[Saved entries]
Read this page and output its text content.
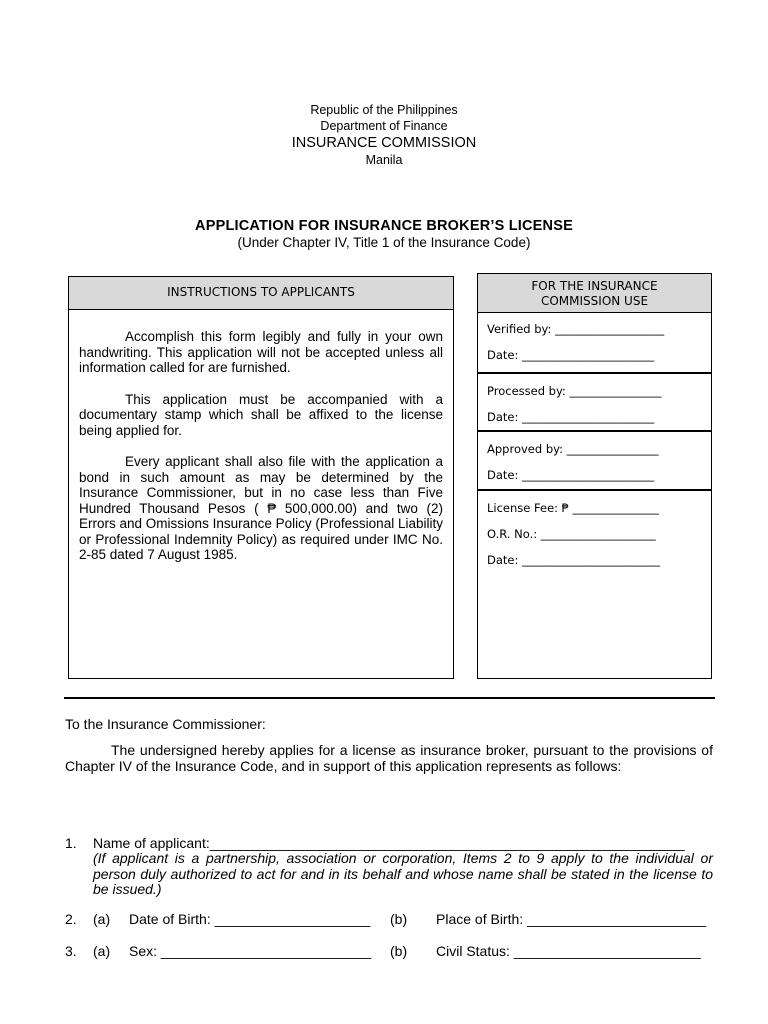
Republic of the Philippines
Department of Finance
INSURANCE COMMISSION
Manila
APPLICATION FOR INSURANCE BROKER’S LICENSE
(Under Chapter IV, Title 1 of the Insurance Code)
INSTRUCTIONS TO APPLICANTS

Accomplish this form legibly and fully in your own handwriting. This application will not be accepted unless all information called for are furnished.

This application must be accompanied with a documentary stamp which shall be affixed to the license being applied for.

Every applicant shall also file with the application a bond in such amount as may be determined by the Insurance Commissioner, but in no case less than Five Hundred Thousand Pesos ( ₱ 500,000.00) and two (2) Errors and Omissions Insurance Policy (Professional Liability or Professional Indemnity Policy) as required under IMC No. 2-85 dated 7 August 1985.

FOR THE INSURANCE
COMMISSION USE
Verified by: ___________________
Date: _______________________
Processed by: ________________
Date: _______________________
Approved by: ________________
Date: _______________________
License Fee: ₱ _______________
O.R. No.: ____________________
Date: ________________________
To the Insurance Commissioner:
The undersigned hereby applies for a license as insurance broker, pursuant to the provisions of Chapter IV of the Insurance Code, and in support of this application represents as follows:
1. Name of applicant:_____________________________________________________________
(If applicant is a partnership, association or corporation, Items 2 to 9 apply to the individual or person duly authorized to act for and in its behalf and whose name shall be stated in the license to be issued.)
2. (a) Date of Birth: ____________________ (b) Place of Birth: _______________________
3. (a) Sex: ___________________________ (b) Civil Status: ________________________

#### AIM:
Reproduce every line precisely as given, omitting all pictures.

#### RESULT FOR THIS TASK:
Read this page and output its text content.
Republic of the Philippines
Department of Finance
INSURANCE COMMISSION
Manila
APPLICATION FOR INSURANCE BROKER’S LICENSE
(Under Chapter IV, Title 1 of the Insurance Code)
INSTRUCTIONS TO APPLICANTS

Accomplish this form legibly and fully in your own handwriting. This application will not be accepted unless all information called for are furnished.

This application must be accompanied with a documentary stamp which shall be affixed to the license being applied for.

Every applicant shall also file with the application a bond in such amount as may be determined by the Insurance Commissioner, but in no case less than Five Hundred Thousand Pesos ( ₱ 500,000.00) and two (2) Errors and Omissions Insurance Policy (Professional Liability or Professional Indemnity Policy) as required under IMC No. 2-85 dated 7 August 1985.

FOR THE INSURANCE
COMMISSION USE
Verified by: ___________________
Date: _______________________
Processed by: ________________
Date: _______________________
Approved by: ________________
Date: _______________________
License Fee: ₱ _______________
O.R. No.: ____________________
Date: ________________________
To the Insurance Commissioner:
The undersigned hereby applies for a license as insurance broker, pursuant to the provisions of Chapter IV of the Insurance Code, and in support of this application represents as follows:
1. Name of applicant:_____________________________________________________________
(If applicant is a partnership, association or corporation, Items 2 to 9 apply to the individual or person duly authorized to act for and in its behalf and whose name shall be stated in the license to be issued.)
2. (a) Date of Birth: ____________________ (b) Place of Birth: _______________________
3. (a) Sex: ___________________________ (b) Civil Status: ________________________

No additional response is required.